Stored data entries
— begin —
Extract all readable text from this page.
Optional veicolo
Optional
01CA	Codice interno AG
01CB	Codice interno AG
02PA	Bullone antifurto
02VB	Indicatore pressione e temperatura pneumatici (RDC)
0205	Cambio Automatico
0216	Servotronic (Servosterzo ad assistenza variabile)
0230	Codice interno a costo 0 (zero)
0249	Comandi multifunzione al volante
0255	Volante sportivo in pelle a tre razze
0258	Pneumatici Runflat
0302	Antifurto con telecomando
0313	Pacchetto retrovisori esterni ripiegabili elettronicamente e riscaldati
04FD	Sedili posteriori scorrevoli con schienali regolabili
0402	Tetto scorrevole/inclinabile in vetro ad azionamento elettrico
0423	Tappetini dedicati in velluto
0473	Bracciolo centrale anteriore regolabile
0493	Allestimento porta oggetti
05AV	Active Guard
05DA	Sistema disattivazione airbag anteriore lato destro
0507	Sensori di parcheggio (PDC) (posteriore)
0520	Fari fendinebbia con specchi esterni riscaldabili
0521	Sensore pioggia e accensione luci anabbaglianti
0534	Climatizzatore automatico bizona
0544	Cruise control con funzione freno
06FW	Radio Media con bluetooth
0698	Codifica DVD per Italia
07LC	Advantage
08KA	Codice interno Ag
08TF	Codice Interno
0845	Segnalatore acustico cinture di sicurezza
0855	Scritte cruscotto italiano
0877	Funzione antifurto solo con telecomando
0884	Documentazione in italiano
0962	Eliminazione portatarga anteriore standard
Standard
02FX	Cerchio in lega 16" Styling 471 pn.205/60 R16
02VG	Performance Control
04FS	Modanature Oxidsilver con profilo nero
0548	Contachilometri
— end —
> **What this task involves**: Return nothing except the number of lines that include the string "telecomando".

> **Exercise output**: 2